* What is needed *
Return every record verbatim.

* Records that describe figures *

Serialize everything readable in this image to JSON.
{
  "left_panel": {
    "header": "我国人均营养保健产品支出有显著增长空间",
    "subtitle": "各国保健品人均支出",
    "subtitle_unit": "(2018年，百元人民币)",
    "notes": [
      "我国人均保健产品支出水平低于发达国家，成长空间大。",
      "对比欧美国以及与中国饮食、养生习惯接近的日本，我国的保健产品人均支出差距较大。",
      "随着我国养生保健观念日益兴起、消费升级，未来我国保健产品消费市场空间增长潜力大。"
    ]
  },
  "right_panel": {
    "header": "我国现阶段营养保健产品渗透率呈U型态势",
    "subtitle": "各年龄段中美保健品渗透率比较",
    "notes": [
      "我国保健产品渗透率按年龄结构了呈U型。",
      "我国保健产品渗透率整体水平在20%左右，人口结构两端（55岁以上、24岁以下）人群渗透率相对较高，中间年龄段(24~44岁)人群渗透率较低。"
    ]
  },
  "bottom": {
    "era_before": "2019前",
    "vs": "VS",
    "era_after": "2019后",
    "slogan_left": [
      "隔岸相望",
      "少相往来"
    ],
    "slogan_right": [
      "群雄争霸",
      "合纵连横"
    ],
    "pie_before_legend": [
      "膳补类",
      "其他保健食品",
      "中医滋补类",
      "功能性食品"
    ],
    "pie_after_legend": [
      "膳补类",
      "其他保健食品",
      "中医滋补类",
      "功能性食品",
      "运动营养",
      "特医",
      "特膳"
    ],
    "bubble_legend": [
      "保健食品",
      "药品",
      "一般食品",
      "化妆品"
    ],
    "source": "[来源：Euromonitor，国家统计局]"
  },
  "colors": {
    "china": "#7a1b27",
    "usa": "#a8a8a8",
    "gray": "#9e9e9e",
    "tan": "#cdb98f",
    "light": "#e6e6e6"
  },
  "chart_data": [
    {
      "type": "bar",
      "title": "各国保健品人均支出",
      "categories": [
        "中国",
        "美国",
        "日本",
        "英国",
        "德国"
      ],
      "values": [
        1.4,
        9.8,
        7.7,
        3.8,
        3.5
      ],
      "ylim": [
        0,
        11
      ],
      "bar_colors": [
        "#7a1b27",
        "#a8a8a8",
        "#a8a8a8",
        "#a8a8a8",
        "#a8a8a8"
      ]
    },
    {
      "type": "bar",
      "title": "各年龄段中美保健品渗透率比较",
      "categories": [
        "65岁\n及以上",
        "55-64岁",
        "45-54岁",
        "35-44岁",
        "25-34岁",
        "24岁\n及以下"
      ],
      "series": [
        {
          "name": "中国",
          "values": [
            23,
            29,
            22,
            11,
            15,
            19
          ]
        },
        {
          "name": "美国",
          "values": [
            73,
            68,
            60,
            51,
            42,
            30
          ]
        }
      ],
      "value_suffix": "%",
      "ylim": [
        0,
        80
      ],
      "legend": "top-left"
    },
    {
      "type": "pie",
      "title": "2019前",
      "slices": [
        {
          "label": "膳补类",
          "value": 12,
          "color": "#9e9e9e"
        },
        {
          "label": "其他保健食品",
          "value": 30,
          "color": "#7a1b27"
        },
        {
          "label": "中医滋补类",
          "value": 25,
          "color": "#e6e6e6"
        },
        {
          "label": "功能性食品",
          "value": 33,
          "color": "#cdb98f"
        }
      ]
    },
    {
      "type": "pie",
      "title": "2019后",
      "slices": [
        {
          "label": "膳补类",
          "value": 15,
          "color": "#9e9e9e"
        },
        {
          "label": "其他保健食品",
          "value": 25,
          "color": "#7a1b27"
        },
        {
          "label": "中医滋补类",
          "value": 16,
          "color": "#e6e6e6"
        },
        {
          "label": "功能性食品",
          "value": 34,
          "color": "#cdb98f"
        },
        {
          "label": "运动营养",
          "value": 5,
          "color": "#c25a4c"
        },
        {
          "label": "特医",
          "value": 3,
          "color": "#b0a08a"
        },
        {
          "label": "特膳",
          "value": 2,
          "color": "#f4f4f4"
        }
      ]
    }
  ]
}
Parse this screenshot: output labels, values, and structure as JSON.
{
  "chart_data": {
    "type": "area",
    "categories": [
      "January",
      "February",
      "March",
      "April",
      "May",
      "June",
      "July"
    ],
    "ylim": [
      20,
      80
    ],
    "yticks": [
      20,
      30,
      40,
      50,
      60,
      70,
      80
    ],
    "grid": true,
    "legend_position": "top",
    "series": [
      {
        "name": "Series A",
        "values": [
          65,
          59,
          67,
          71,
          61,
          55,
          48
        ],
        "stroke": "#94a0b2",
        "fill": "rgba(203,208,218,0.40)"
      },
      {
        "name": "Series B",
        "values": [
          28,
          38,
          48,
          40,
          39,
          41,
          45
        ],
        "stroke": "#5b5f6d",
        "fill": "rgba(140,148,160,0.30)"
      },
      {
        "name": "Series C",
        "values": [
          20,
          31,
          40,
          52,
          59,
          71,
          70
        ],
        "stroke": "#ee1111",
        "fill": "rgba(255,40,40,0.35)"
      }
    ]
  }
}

* Complete response *
Serialize everything readable in this image to JSON.
{
  "left_panel": {
    "header": "我国人均营养保健产品支出有显著增长空间",
    "subtitle": "各国保健品人均支出",
    "subtitle_unit": "(2018年，百元人民币)",
    "notes": [
      "我国人均保健产品支出水平低于发达国家，成长空间大。",
      "对比欧美国以及与中国饮食、养生习惯接近的日本，我国的保健产品人均支出差距较大。",
      "随着我国养生保健观念日益兴起、消费升级，未来我国保健产品消费市场空间增长潜力大。"
    ]
  },
  "right_panel": {
    "header": "我国现阶段营养保健产品渗透率呈U型态势",
    "subtitle": "各年龄段中美保健品渗透率比较",
    "notes": [
      "我国保健产品渗透率按年龄结构了呈U型。",
      "我国保健产品渗透率整体水平在20%左右，人口结构两端（55岁以上、24岁以下）人群渗透率相对较高，中间年龄段(24~44岁)人群渗透率较低。"
    ]
  },
  "bottom": {
    "era_before": "2019前",
    "vs": "VS",
    "era_after": "2019后",
    "slogan_left": [
      "隔岸相望",
      "少相往来"
    ],
    "slogan_right": [
      "群雄争霸",
      "合纵连横"
    ],
    "pie_before_legend": [
      "膳补类",
      "其他保健食品",
      "中医滋补类",
      "功能性食品"
    ],
    "pie_after_legend": [
      "膳补类",
      "其他保健食品",
      "中医滋补类",
      "功能性食品",
      "运动营养",
      "特医",
      "特膳"
    ],
    "bubble_legend": [
      "保健食品",
      "药品",
      "一般食品",
      "化妆品"
    ],
    "source": "[来源：Euromonitor，国家统计局]"
  },
  "colors": {
    "china": "#7a1b27",
    "usa": "#a8a8a8",
    "gray": "#9e9e9e",
    "tan": "#cdb98f",
    "light": "#e6e6e6"
  },
  "chart_data": [
    {
      "type": "bar",
      "title": "各国保健品人均支出",
      "categories": [
        "中国",
        "美国",
        "日本",
        "英国",
        "德国"
      ],
      "values": [
        1.4,
        9.8,
        7.7,
        3.8,
        3.5
      ],
      "ylim": [
        0,
        11
      ],
      "bar_colors": [
        "#7a1b27",
        "#a8a8a8",
        "#a8a8a8",
        "#a8a8a8",
        "#a8a8a8"
      ]
    },
    {
      "type": "bar",
      "title": "各年龄段中美保健品渗透率比较",
      "categories": [
        "65岁\n及以上",
        "55-64岁",
        "45-54岁",
        "35-44岁",
        "25-34岁",
        "24岁\n及以下"
      ],
      "series": [
        {
          "name": "中国",
          "values": [
            23,
            29,
            22,
            11,
            15,
            19
          ]
        },
        {
          "name": "美国",
          "values": [
            73,
            68,
            60,
            51,
            42,
            30
          ]
        }
      ],
      "value_suffix": "%",
      "ylim": [
        0,
        80
      ],
      "legend": "top-left"
    },
    {
      "type": "pie",
      "title": "2019前",
      "slices": [
        {
          "label": "膳补类",
          "value": 12,
          "color": "#9e9e9e"
        },
        {
          "label": "其他保健食品",
          "value": 30,
          "color": "#7a1b27"
        },
        {
          "label": "中医滋补类",
          "value": 25,
          "color": "#e6e6e6"
        },
        {
          "label": "功能性食品",
          "value": 33,
          "color": "#cdb98f"
        }
      ]
    },
    {
      "type": "pie",
      "title": "2019后",
      "slices": [
        {
          "label": "膳补类",
          "value": 15,
          "color": "#9e9e9e"
        },
        {
          "label": "其他保健食品",
          "value": 25,
          "color": "#7a1b27"
        },
        {
          "label": "中医滋补类",
          "value": 16,
          "color": "#e6e6e6"
        },
        {
          "label": "功能性食品",
          "value": 34,
          "color": "#cdb98f"
        },
        {
          "label": "运动营养",
          "value": 5,
          "color": "#c25a4c"
        },
        {
          "label": "特医",
          "value": 3,
          "color": "#b0a08a"
        },
        {
          "label": "特膳",
          "value": 2,
          "color": "#f4f4f4"
        }
      ]
    }
  ]
}
Parse this screenshot: output labels, values, and structure as JSON.
{
  "chart_data": {
    "type": "area",
    "categories": [
      "January",
      "February",
      "March",
      "April",
      "May",
      "June",
      "July"
    ],
    "ylim": [
      20,
      80
    ],
    "yticks": [
      20,
      30,
      40,
      50,
      60,
      70,
      80
    ],
    "grid": true,
    "legend_position": "top",
    "series": [
      {
        "name": "Series A",
        "values": [
          65,
          59,
          67,
          71,
          61,
          55,
          48
        ],
        "stroke": "#94a0b2",
        "fill": "rgba(203,208,218,0.40)"
      },
      {
        "name": "Series B",
        "values": [
          28,
          38,
          48,
          40,
          39,
          41,
          45
        ],
        "stroke": "#5b5f6d",
        "fill": "rgba(140,148,160,0.30)"
      },
      {
        "name": "Series C",
        "values": [
          20,
          31,
          40,
          52,
          59,
          71,
          70
        ],
        "stroke": "#ee1111",
        "fill": "rgba(255,40,40,0.35)"
      }
    ]
  }
}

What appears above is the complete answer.